**Available records:**
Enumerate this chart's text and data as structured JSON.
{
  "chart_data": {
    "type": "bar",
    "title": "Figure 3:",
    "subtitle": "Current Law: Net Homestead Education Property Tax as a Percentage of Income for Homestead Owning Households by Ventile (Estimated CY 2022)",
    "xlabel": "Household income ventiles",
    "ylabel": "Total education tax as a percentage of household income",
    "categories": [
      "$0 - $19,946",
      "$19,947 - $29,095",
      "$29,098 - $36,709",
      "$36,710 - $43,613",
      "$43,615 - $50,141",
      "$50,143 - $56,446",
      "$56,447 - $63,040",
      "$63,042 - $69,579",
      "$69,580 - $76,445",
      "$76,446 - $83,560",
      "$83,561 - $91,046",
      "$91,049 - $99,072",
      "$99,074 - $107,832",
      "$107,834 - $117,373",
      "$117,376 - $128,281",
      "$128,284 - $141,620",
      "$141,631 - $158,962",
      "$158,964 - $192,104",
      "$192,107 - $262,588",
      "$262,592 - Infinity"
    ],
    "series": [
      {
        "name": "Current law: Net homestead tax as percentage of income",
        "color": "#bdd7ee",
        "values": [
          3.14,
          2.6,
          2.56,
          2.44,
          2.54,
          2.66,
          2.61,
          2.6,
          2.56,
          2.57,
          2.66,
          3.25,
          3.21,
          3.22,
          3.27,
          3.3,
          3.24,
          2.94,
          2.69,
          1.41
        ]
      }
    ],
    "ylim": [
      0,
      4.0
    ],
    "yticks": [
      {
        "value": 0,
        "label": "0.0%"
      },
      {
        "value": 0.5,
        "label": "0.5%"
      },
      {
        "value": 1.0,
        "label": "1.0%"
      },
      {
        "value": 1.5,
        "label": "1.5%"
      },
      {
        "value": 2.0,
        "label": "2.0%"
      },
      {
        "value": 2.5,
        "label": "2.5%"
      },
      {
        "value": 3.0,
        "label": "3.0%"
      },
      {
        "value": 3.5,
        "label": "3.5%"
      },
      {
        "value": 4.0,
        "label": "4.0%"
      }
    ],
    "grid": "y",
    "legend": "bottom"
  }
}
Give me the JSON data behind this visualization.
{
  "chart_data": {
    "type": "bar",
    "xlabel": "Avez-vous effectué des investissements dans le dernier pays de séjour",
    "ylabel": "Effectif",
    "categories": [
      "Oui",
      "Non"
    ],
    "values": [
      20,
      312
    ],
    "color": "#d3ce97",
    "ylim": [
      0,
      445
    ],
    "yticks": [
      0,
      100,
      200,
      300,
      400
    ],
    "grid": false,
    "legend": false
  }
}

**What you have to do:**
Repeat the lines above exactly.

**Problem solution:**
Enumerate this chart's text and data as structured JSON.
{
  "chart_data": {
    "type": "bar",
    "title": "Figure 3:",
    "subtitle": "Current Law: Net Homestead Education Property Tax as a Percentage of Income for Homestead Owning Households by Ventile (Estimated CY 2022)",
    "xlabel": "Household income ventiles",
    "ylabel": "Total education tax as a percentage of household income",
    "categories": [
      "$0 - $19,946",
      "$19,947 - $29,095",
      "$29,098 - $36,709",
      "$36,710 - $43,613",
      "$43,615 - $50,141",
      "$50,143 - $56,446",
      "$56,447 - $63,040",
      "$63,042 - $69,579",
      "$69,580 - $76,445",
      "$76,446 - $83,560",
      "$83,561 - $91,046",
      "$91,049 - $99,072",
      "$99,074 - $107,832",
      "$107,834 - $117,373",
      "$117,376 - $128,281",
      "$128,284 - $141,620",
      "$141,631 - $158,962",
      "$158,964 - $192,104",
      "$192,107 - $262,588",
      "$262,592 - Infinity"
    ],
    "series": [
      {
        "name": "Current law: Net homestead tax as percentage of income",
        "color": "#bdd7ee",
        "values": [
          3.14,
          2.6,
          2.56,
          2.44,
          2.54,
          2.66,
          2.61,
          2.6,
          2.56,
          2.57,
          2.66,
          3.25,
          3.21,
          3.22,
          3.27,
          3.3,
          3.24,
          2.94,
          2.69,
          1.41
        ]
      }
    ],
    "ylim": [
      0,
      4.0
    ],
    "yticks": [
      {
        "value": 0,
        "label": "0.0%"
      },
      {
        "value": 0.5,
        "label": "0.5%"
      },
      {
        "value": 1.0,
        "label": "1.0%"
      },
      {
        "value": 1.5,
        "label": "1.5%"
      },
      {
        "value": 2.0,
        "label": "2.0%"
      },
      {
        "value": 2.5,
        "label": "2.5%"
      },
      {
        "value": 3.0,
        "label": "3.0%"
      },
      {
        "value": 3.5,
        "label": "3.5%"
      },
      {
        "value": 4.0,
        "label": "4.0%"
      }
    ],
    "grid": "y",
    "legend": "bottom"
  }
}
Give me the JSON data behind this visualization.
{
  "chart_data": {
    "type": "bar",
    "xlabel": "Avez-vous effectué des investissements dans le dernier pays de séjour",
    "ylabel": "Effectif",
    "categories": [
      "Oui",
      "Non"
    ],
    "values": [
      20,
      312
    ],
    "color": "#d3ce97",
    "ylim": [
      0,
      445
    ],
    "yticks": [
      0,
      100,
      200,
      300,
      400
    ],
    "grid": false,
    "legend": false
  }
}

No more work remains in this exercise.